What you need to do: Print the data that follows exactly.
**********
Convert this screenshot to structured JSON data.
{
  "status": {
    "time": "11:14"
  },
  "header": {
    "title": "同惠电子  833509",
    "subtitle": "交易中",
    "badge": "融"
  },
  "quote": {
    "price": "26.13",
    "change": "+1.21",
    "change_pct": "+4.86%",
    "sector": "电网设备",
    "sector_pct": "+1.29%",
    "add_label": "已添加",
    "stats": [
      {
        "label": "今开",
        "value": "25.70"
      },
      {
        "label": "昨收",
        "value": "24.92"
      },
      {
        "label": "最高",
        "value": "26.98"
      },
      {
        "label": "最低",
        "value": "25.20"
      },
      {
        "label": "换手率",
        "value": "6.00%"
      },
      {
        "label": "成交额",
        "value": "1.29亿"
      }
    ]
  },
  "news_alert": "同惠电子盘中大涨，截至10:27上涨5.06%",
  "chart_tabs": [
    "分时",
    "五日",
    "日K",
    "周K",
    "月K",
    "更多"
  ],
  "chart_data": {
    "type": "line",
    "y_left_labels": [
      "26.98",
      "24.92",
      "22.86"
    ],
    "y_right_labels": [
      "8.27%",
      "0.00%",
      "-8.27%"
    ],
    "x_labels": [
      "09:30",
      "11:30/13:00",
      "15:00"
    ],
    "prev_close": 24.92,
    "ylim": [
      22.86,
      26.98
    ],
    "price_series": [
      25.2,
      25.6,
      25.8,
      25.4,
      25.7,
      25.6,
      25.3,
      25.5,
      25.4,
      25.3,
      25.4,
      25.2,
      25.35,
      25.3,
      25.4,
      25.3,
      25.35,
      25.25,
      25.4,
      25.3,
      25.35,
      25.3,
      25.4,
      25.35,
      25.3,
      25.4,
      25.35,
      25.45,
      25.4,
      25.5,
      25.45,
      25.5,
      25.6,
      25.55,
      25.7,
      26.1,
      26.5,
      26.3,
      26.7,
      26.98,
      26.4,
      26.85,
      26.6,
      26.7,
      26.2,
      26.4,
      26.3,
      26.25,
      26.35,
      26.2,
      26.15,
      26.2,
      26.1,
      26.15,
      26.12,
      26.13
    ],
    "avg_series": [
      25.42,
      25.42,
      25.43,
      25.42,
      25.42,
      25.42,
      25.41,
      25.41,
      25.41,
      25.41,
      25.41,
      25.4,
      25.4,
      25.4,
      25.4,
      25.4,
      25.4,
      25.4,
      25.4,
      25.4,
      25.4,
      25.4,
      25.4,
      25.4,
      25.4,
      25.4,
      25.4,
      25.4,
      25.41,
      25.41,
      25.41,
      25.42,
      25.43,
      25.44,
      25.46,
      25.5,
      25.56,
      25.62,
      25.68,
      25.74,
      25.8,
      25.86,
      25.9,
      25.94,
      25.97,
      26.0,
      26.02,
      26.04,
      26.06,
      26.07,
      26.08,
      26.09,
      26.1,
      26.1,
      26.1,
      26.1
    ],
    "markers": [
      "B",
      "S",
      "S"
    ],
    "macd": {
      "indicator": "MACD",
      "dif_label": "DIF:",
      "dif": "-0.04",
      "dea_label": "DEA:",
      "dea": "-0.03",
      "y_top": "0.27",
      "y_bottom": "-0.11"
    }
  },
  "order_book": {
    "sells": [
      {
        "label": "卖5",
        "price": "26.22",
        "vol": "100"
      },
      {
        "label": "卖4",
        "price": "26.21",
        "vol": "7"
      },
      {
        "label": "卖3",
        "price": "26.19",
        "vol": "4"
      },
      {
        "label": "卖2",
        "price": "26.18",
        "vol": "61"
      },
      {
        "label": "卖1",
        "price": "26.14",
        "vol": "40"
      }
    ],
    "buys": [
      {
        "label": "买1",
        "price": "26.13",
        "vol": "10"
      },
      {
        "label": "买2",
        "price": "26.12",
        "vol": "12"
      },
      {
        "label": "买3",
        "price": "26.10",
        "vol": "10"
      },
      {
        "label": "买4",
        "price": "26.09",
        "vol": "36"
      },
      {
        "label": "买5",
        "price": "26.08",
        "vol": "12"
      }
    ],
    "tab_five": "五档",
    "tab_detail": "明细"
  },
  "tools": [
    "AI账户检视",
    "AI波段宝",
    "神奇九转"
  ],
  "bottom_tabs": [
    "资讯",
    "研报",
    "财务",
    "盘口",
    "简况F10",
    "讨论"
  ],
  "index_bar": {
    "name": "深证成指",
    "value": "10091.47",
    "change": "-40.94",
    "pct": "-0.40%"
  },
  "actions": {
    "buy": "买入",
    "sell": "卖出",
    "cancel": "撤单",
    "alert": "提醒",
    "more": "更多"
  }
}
**********
Complete answer:
Convert this screenshot to structured JSON data.
{
  "status": {
    "time": "11:14"
  },
  "header": {
    "title": "同惠电子  833509",
    "subtitle": "交易中",
    "badge": "融"
  },
  "quote": {
    "price": "26.13",
    "change": "+1.21",
    "change_pct": "+4.86%",
    "sector": "电网设备",
    "sector_pct": "+1.29%",
    "add_label": "已添加",
    "stats": [
      {
        "label": "今开",
        "value": "25.70"
      },
      {
        "label": "昨收",
        "value": "24.92"
      },
      {
        "label": "最高",
        "value": "26.98"
      },
      {
        "label": "最低",
        "value": "25.20"
      },
      {
        "label": "换手率",
        "value": "6.00%"
      },
      {
        "label": "成交额",
        "value": "1.29亿"
      }
    ]
  },
  "news_alert": "同惠电子盘中大涨，截至10:27上涨5.06%",
  "chart_tabs": [
    "分时",
    "五日",
    "日K",
    "周K",
    "月K",
    "更多"
  ],
  "chart_data": {
    "type": "line",
    "y_left_labels": [
      "26.98",
      "24.92",
      "22.86"
    ],
    "y_right_labels": [
      "8.27%",
      "0.00%",
      "-8.27%"
    ],
    "x_labels": [
      "09:30",
      "11:30/13:00",
      "15:00"
    ],
    "prev_close": 24.92,
    "ylim": [
      22.86,
      26.98
    ],
    "price_series": [
      25.2,
      25.6,
      25.8,
      25.4,
      25.7,
      25.6,
      25.3,
      25.5,
      25.4,
      25.3,
      25.4,
      25.2,
      25.35,
      25.3,
      25.4,
      25.3,
      25.35,
      25.25,
      25.4,
      25.3,
      25.35,
      25.3,
      25.4,
      25.35,
      25.3,
      25.4,
      25.35,
      25.45,
      25.4,
      25.5,
      25.45,
      25.5,
      25.6,
      25.55,
      25.7,
      26.1,
      26.5,
      26.3,
      26.7,
      26.98,
      26.4,
      26.85,
      26.6,
      26.7,
      26.2,
      26.4,
      26.3,
      26.25,
      26.35,
      26.2,
      26.15,
      26.2,
      26.1,
      26.15,
      26.12,
      26.13
    ],
    "avg_series": [
      25.42,
      25.42,
      25.43,
      25.42,
      25.42,
      25.42,
      25.41,
      25.41,
      25.41,
      25.41,
      25.41,
      25.4,
      25.4,
      25.4,
      25.4,
      25.4,
      25.4,
      25.4,
      25.4,
      25.4,
      25.4,
      25.4,
      25.4,
      25.4,
      25.4,
      25.4,
      25.4,
      25.4,
      25.41,
      25.41,
      25.41,
      25.42,
      25.43,
      25.44,
      25.46,
      25.5,
      25.56,
      25.62,
      25.68,
      25.74,
      25.8,
      25.86,
      25.9,
      25.94,
      25.97,
      26.0,
      26.02,
      26.04,
      26.06,
      26.07,
      26.08,
      26.09,
      26.1,
      26.1,
      26.1,
      26.1
    ],
    "markers": [
      "B",
      "S",
      "S"
    ],
    "macd": {
      "indicator": "MACD",
      "dif_label": "DIF:",
      "dif": "-0.04",
      "dea_label": "DEA:",
      "dea": "-0.03",
      "y_top": "0.27",
      "y_bottom": "-0.11"
    }
  },
  "order_book": {
    "sells": [
      {
        "label": "卖5",
        "price": "26.22",
        "vol": "100"
      },
      {
        "label": "卖4",
        "price": "26.21",
        "vol": "7"
      },
      {
        "label": "卖3",
        "price": "26.19",
        "vol": "4"
      },
      {
        "label": "卖2",
        "price": "26.18",
        "vol": "61"
      },
      {
        "label": "卖1",
        "price": "26.14",
        "vol": "40"
      }
    ],
    "buys": [
      {
        "label": "买1",
        "price": "26.13",
        "vol": "10"
      },
      {
        "label": "买2",
        "price": "26.12",
        "vol": "12"
      },
      {
        "label": "买3",
        "price": "26.10",
        "vol": "10"
      },
      {
        "label": "买4",
        "price": "26.09",
        "vol": "36"
      },
      {
        "label": "买5",
        "price": "26.08",
        "vol": "12"
      }
    ],
    "tab_five": "五档",
    "tab_detail": "明细"
  },
  "tools": [
    "AI账户检视",
    "AI波段宝",
    "神奇九转"
  ],
  "bottom_tabs": [
    "资讯",
    "研报",
    "财务",
    "盘口",
    "简况F10",
    "讨论"
  ],
  "index_bar": {
    "name": "深证成指",
    "value": "10091.47",
    "change": "-40.94",
    "pct": "-0.40%"
  },
  "actions": {
    "buy": "买入",
    "sell": "卖出",
    "cancel": "撤单",
    "alert": "提醒",
    "more": "更多"
  }
}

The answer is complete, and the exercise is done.